▶ [What is expected] Output every line of the material exactly, omitting images.

▶ [Entries supplied]
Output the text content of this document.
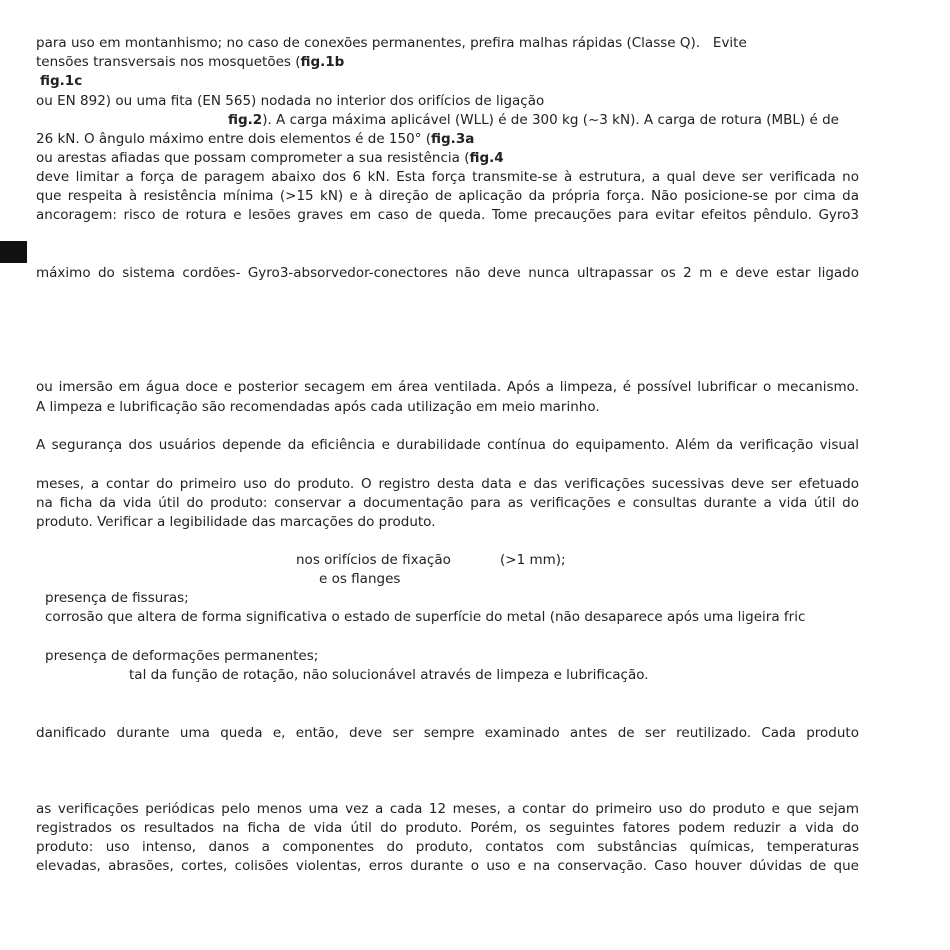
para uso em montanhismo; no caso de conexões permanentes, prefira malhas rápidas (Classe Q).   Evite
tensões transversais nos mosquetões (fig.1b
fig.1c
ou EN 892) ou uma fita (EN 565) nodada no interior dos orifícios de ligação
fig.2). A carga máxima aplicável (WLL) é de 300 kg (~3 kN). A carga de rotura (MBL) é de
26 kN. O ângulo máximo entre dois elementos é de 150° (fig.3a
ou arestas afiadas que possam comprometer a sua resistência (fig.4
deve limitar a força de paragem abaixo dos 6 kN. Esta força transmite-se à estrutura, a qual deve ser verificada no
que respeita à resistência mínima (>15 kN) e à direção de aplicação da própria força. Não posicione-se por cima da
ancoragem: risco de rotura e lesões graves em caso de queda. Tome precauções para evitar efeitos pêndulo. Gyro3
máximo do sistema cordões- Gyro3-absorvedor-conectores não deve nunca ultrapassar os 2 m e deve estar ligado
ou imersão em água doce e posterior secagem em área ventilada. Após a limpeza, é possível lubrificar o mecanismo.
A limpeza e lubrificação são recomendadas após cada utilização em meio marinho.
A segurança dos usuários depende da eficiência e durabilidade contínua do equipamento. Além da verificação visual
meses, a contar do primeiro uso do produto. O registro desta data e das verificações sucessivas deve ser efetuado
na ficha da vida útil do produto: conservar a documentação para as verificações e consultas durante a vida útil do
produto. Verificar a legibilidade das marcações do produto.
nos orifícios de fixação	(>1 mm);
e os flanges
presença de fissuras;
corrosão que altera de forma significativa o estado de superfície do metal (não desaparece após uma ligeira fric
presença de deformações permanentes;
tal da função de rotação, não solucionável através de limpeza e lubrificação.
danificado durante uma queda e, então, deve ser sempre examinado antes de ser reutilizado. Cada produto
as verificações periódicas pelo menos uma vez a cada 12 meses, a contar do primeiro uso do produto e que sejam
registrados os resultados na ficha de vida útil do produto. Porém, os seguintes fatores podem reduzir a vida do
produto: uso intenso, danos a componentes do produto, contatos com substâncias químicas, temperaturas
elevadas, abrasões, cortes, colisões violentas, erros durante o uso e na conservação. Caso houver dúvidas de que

▶ [Exercise answer]
Output the text content of this document.
para uso em montanhismo; no caso de conexões permanentes, prefira malhas rápidas (Classe Q).   Evite
tensões transversais nos mosquetões (fig.1b
fig.1c
ou EN 892) ou uma fita (EN 565) nodada no interior dos orifícios de ligação
fig.2). A carga máxima aplicável (WLL) é de 300 kg (~3 kN). A carga de rotura (MBL) é de
26 kN. O ângulo máximo entre dois elementos é de 150° (fig.3a
ou arestas afiadas que possam comprometer a sua resistência (fig.4
deve limitar a força de paragem abaixo dos 6 kN. Esta força transmite-se à estrutura, a qual deve ser verificada no
que respeita à resistência mínima (>15 kN) e à direção de aplicação da própria força. Não posicione-se por cima da
ancoragem: risco de rotura e lesões graves em caso de queda. Tome precauções para evitar efeitos pêndulo. Gyro3
máximo do sistema cordões- Gyro3-absorvedor-conectores não deve nunca ultrapassar os 2 m e deve estar ligado
ou imersão em água doce e posterior secagem em área ventilada. Após a limpeza, é possível lubrificar o mecanismo.
A limpeza e lubrificação são recomendadas após cada utilização em meio marinho.
A segurança dos usuários depende da eficiência e durabilidade contínua do equipamento. Além da verificação visual
meses, a contar do primeiro uso do produto. O registro desta data e das verificações sucessivas deve ser efetuado
na ficha da vida útil do produto: conservar a documentação para as verificações e consultas durante a vida útil do
produto. Verificar a legibilidade das marcações do produto.
nos orifícios de fixação	(>1 mm);
e os flanges
presença de fissuras;
corrosão que altera de forma significativa o estado de superfície do metal (não desaparece após uma ligeira fric
presença de deformações permanentes;
tal da função de rotação, não solucionável através de limpeza e lubrificação.
danificado durante uma queda e, então, deve ser sempre examinado antes de ser reutilizado. Cada produto
as verificações periódicas pelo menos uma vez a cada 12 meses, a contar do primeiro uso do produto e que sejam
registrados os resultados na ficha de vida útil do produto. Porém, os seguintes fatores podem reduzir a vida do
produto: uso intenso, danos a componentes do produto, contatos com substâncias químicas, temperaturas
elevadas, abrasões, cortes, colisões violentas, erros durante o uso e na conservação. Caso houver dúvidas de que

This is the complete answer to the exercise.